- [What to produce] Transcribe the records that follow in their entirety, omitting any pictures.

- [Input records]
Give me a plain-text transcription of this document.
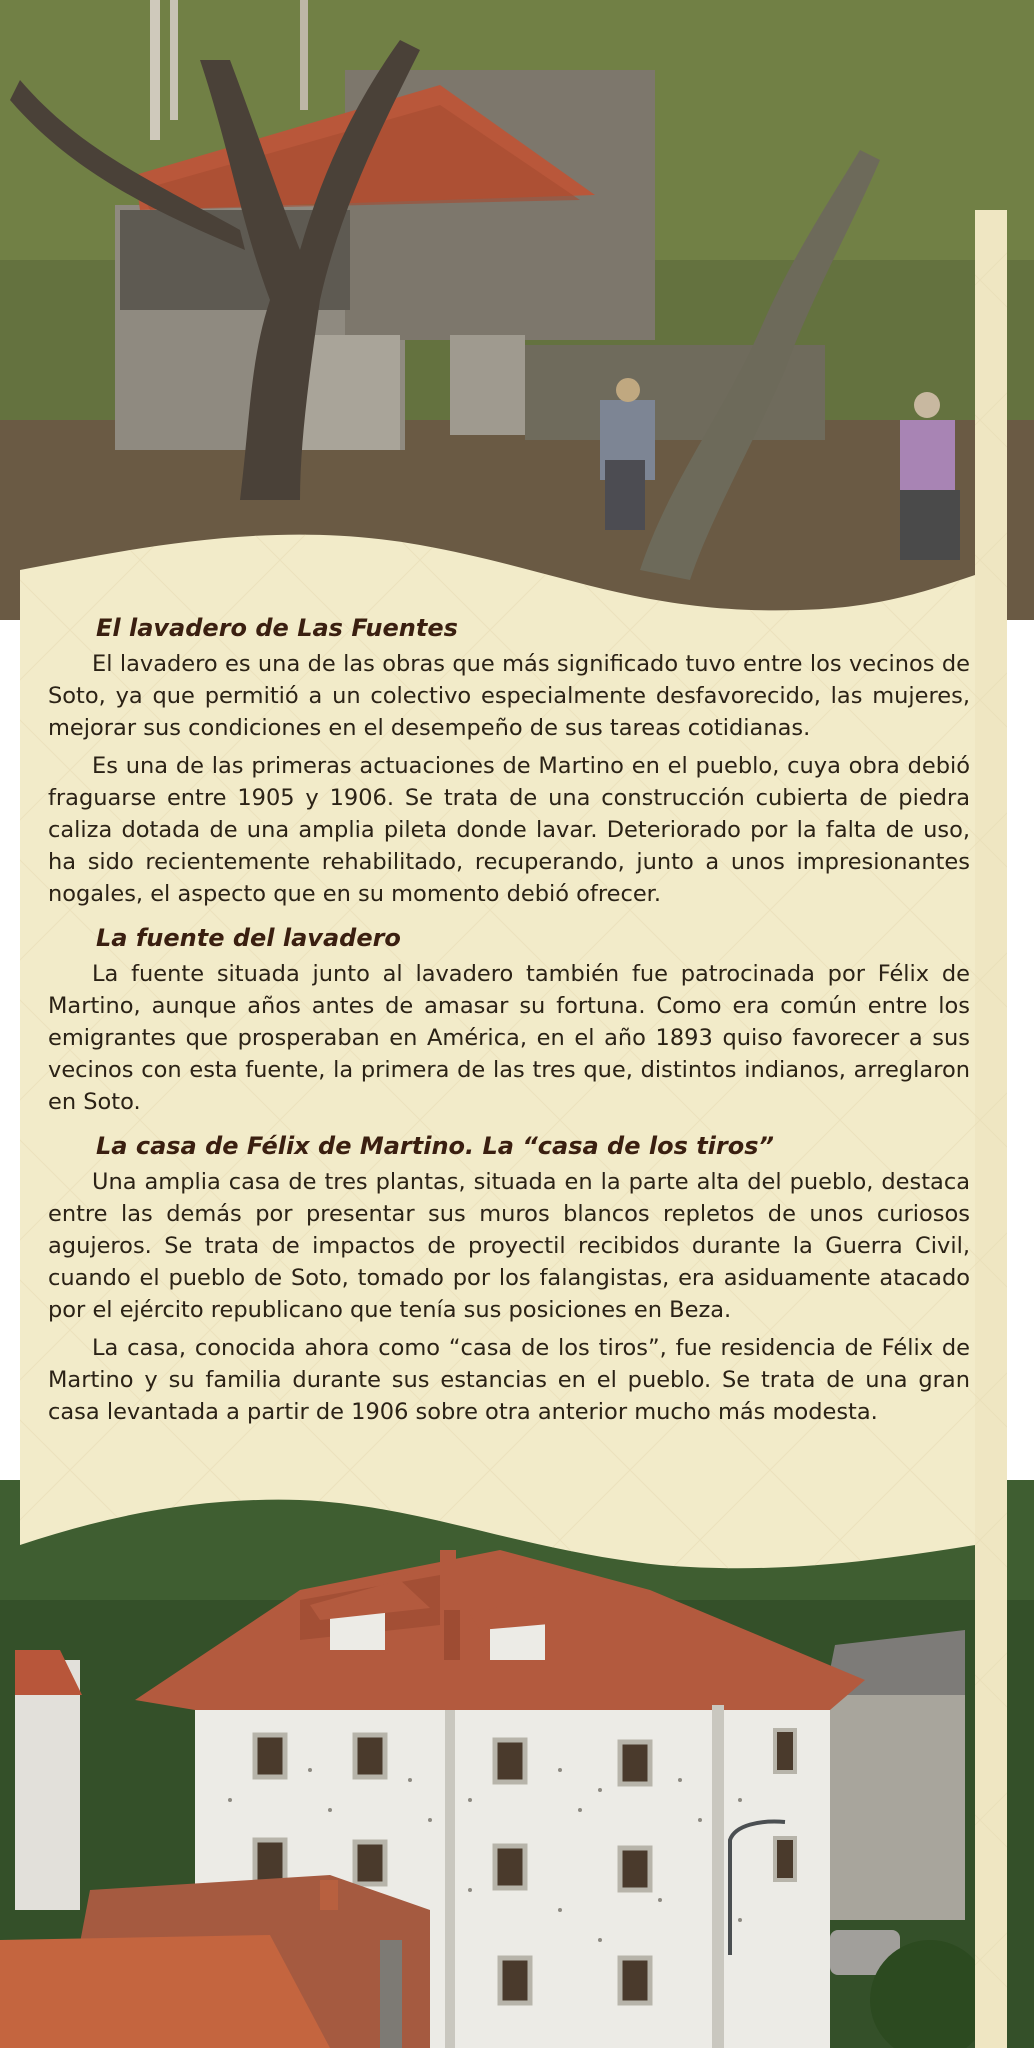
El lavadero de Las Fuentes

El lavadero es una de las obras que más significado tuvo entre los vecinos de Soto, ya que permitió a un colectivo especialmente desfavorecido, las mujeres, mejorar sus condiciones en el desempeño de sus tareas cotidianas.

Es una de las primeras actuaciones de Martino en el pueblo, cuya obra debió fraguarse entre 1905 y 1906. Se trata de una construcción cubierta de piedra caliza dotada de una amplia pileta donde lavar. Deteriorado por la falta de uso, ha sido recientemente rehabilitado, recuperando, junto a unos impresionantes nogales, el aspecto que en su momento debió ofrecer.

La fuente del lavadero

La fuente situada junto al lavadero también fue patrocinada por Félix de Martino, aunque años antes de amasar su fortuna. Como era común entre los emigrantes que prosperaban en América, en el año 1893 quiso favorecer a sus vecinos con esta fuente, la primera de las tres que, distintos indianos, arreglaron en Soto.

La casa de Félix de Martino. La “casa de los tiros”

Una amplia casa de tres plantas, situada en la parte alta del pueblo, destaca entre las demás por presentar sus muros blancos repletos de unos curiosos agujeros. Se trata de impactos de proyectil recibidos durante la Guerra Civil, cuando el pueblo de Soto, tomado por los falangistas, era asiduamente atacado por el ejército republicano que tenía sus posiciones en Beza.

La casa, conocida ahora como “casa de los tiros”, fue residencia de Félix de Martino y su familia durante sus estancias en el pueblo. Se trata de una gran casa levantada a partir de 1906 sobre otra anterior mucho más modesta.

- [Correct output]
Give me a plain-text transcription of this document.
El lavadero de Las Fuentes

El lavadero es una de las obras que más significado tuvo entre los vecinos de Soto, ya que permitió a un colectivo especialmente desfavorecido, las mujeres, mejorar sus condiciones en el desempeño de sus tareas cotidianas.

Es una de las primeras actuaciones de Martino en el pueblo, cuya obra debió fraguarse entre 1905 y 1906. Se trata de una construcción cubierta de piedra caliza dotada de una amplia pileta donde lavar. Deteriorado por la falta de uso, ha sido recientemente rehabilitado, recuperando, junto a unos impresionantes nogales, el aspecto que en su momento debió ofrecer.

La fuente del lavadero

La fuente situada junto al lavadero también fue patrocinada por Félix de Martino, aunque años antes de amasar su fortuna. Como era común entre los emigrantes que prosperaban en América, en el año 1893 quiso favorecer a sus vecinos con esta fuente, la primera de las tres que, distintos indianos, arreglaron en Soto.

La casa de Félix de Martino. La “casa de los tiros”

Una amplia casa de tres plantas, situada en la parte alta del pueblo, destaca entre las demás por presentar sus muros blancos repletos de unos curiosos agujeros. Se trata de impactos de proyectil recibidos durante la Guerra Civil, cuando el pueblo de Soto, tomado por los falangistas, era asiduamente atacado por el ejército republicano que tenía sus posiciones en Beza.

La casa, conocida ahora como “casa de los tiros”, fue residencia de Félix de Martino y su familia durante sus estancias en el pueblo. Se trata de una gran casa levantada a partir de 1906 sobre otra anterior mucho más modesta.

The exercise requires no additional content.